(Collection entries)
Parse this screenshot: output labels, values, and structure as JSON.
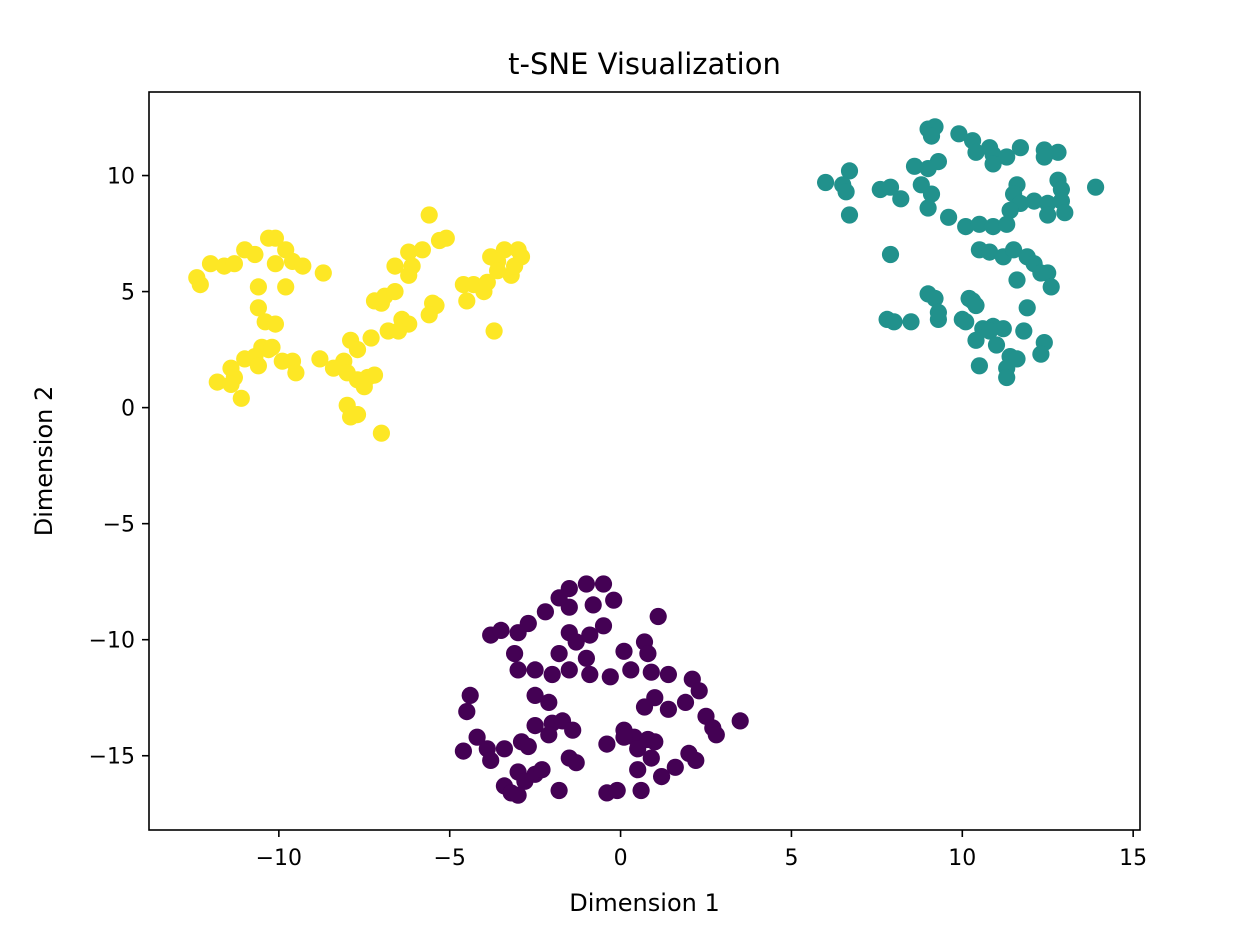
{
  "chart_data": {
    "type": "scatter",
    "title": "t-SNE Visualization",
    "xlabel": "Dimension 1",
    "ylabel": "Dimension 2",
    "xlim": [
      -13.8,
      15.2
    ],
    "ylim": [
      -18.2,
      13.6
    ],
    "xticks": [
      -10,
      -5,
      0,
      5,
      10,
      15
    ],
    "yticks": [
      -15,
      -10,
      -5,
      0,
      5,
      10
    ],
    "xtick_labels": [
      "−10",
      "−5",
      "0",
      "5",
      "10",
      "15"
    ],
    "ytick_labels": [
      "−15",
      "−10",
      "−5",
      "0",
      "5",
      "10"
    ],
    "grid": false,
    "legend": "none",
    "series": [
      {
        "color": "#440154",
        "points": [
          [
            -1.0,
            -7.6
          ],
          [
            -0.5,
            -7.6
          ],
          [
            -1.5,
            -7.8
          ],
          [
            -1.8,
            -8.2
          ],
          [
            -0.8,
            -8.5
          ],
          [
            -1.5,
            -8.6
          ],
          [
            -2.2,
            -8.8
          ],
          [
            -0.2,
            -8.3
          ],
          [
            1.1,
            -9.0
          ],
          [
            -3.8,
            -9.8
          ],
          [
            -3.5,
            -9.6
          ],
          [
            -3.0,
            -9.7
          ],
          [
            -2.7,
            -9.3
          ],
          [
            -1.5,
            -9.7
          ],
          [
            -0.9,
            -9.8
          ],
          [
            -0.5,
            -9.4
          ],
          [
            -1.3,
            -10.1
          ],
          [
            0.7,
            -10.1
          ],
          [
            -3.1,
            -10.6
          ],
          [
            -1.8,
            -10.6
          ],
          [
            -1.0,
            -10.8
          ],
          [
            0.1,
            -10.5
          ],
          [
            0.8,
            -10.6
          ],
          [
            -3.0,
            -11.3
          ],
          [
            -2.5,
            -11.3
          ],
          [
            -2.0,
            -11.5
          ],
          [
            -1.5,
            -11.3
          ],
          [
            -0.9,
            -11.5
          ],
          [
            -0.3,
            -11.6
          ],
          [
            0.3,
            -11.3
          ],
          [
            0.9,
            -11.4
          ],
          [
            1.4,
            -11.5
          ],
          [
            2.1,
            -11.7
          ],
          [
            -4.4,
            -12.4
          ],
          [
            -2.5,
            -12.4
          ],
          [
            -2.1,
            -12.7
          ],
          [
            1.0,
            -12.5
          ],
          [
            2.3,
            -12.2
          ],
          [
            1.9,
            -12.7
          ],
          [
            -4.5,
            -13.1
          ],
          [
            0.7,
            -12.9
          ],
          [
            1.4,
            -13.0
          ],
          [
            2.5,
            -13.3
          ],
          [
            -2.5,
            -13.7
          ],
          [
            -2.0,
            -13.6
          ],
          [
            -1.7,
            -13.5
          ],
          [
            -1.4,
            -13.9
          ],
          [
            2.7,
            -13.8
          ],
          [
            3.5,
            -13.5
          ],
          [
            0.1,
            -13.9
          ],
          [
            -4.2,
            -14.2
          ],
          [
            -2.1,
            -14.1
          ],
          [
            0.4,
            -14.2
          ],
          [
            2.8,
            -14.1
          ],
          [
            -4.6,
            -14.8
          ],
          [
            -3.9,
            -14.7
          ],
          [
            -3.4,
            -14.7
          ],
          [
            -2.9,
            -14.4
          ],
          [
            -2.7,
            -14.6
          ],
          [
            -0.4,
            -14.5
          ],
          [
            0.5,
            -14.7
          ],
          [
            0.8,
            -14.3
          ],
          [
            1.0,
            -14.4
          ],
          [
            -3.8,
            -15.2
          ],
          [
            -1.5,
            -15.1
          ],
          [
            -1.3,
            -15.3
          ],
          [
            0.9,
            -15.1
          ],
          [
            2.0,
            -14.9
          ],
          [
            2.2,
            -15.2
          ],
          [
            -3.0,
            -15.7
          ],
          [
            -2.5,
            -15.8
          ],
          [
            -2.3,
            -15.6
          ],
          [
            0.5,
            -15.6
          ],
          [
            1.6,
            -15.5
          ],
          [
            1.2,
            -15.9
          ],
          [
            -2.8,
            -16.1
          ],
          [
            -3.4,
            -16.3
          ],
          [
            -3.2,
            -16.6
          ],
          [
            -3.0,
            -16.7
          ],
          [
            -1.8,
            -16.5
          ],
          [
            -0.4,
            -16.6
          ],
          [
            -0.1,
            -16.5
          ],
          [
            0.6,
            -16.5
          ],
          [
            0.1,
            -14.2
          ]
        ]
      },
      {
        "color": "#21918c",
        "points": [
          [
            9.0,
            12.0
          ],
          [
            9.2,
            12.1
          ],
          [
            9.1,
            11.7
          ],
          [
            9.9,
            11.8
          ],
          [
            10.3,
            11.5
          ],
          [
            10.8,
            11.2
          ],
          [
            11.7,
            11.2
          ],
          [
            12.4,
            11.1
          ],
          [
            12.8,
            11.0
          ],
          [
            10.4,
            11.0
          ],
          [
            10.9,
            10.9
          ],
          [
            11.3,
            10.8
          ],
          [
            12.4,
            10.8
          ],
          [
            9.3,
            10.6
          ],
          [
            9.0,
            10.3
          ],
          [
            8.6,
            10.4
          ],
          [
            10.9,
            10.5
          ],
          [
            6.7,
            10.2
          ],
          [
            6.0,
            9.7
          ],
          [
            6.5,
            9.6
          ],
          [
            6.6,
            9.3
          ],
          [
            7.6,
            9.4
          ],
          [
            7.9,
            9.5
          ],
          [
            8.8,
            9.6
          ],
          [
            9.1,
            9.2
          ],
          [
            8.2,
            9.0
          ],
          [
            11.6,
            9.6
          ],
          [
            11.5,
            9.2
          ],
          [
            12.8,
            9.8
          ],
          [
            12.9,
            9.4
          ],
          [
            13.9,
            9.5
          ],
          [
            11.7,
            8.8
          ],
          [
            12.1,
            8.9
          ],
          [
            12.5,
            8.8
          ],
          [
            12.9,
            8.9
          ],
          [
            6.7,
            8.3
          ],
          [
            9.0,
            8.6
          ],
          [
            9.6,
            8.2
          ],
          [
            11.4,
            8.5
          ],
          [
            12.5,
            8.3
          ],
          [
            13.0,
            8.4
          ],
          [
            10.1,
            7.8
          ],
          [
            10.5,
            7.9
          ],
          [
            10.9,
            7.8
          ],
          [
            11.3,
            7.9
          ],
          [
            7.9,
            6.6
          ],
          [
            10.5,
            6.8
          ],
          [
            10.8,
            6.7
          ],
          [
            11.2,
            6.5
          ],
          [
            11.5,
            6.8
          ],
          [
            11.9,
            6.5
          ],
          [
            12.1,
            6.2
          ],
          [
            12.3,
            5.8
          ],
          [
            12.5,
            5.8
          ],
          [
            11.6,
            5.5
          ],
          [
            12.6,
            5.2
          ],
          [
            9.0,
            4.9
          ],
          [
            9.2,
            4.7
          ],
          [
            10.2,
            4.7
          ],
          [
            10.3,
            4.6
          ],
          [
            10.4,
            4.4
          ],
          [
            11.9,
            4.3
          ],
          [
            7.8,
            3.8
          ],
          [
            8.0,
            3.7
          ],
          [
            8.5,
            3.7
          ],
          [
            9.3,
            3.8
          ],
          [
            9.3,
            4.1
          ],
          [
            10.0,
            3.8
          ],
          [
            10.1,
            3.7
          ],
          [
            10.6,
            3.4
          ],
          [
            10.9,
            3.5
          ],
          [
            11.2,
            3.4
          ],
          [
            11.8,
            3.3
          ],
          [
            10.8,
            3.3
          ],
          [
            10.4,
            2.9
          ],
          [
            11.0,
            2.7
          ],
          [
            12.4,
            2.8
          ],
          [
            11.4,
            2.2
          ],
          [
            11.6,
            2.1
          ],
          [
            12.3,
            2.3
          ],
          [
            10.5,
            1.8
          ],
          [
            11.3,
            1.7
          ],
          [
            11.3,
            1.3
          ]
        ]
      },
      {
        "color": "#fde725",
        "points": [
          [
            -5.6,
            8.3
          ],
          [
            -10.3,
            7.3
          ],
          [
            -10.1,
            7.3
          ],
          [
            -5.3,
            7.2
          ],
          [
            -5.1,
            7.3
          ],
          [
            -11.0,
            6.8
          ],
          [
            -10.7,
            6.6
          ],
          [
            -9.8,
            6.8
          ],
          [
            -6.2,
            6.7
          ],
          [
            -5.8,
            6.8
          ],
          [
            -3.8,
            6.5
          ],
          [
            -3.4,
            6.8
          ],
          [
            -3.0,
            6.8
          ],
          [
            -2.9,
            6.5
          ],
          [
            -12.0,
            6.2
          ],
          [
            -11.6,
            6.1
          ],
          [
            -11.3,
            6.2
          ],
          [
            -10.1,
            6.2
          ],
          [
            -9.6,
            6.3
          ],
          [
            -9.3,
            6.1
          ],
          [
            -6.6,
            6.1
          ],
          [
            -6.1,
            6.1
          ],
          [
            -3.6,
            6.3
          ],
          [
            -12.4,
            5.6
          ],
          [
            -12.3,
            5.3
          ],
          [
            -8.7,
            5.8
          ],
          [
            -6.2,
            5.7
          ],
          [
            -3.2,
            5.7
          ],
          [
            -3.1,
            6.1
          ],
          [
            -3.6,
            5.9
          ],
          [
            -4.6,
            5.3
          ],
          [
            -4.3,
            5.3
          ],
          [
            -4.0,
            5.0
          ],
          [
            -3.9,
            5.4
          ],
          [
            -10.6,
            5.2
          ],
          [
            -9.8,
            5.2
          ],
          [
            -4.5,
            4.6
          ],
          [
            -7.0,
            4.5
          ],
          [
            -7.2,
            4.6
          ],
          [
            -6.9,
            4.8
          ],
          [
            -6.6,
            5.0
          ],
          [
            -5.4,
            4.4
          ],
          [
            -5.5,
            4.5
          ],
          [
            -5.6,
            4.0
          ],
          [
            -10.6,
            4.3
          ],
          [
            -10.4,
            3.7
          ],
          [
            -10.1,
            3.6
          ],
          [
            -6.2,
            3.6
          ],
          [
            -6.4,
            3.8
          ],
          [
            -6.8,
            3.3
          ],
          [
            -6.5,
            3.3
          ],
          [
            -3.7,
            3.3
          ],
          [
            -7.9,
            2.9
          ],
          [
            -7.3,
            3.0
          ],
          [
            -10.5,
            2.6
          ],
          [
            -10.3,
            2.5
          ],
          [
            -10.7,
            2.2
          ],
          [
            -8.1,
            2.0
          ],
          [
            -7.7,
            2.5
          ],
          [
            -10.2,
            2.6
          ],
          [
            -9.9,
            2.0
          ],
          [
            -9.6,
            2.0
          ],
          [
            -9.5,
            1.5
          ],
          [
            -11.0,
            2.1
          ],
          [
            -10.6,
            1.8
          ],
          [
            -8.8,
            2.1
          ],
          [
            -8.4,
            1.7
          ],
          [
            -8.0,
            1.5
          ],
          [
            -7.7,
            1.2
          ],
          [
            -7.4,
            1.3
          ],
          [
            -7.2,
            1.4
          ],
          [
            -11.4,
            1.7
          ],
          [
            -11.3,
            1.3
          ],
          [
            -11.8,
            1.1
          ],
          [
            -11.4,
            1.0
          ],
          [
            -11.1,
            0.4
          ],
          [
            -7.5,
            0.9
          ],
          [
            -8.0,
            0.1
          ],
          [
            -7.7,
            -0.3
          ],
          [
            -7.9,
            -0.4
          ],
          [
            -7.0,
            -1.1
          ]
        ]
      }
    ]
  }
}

- Exercise requirements
Pick out each line above that includes "color" and show it.

- Output below
        "color": "#440154",
        "color": "#21918c",
        "color": "#fde725",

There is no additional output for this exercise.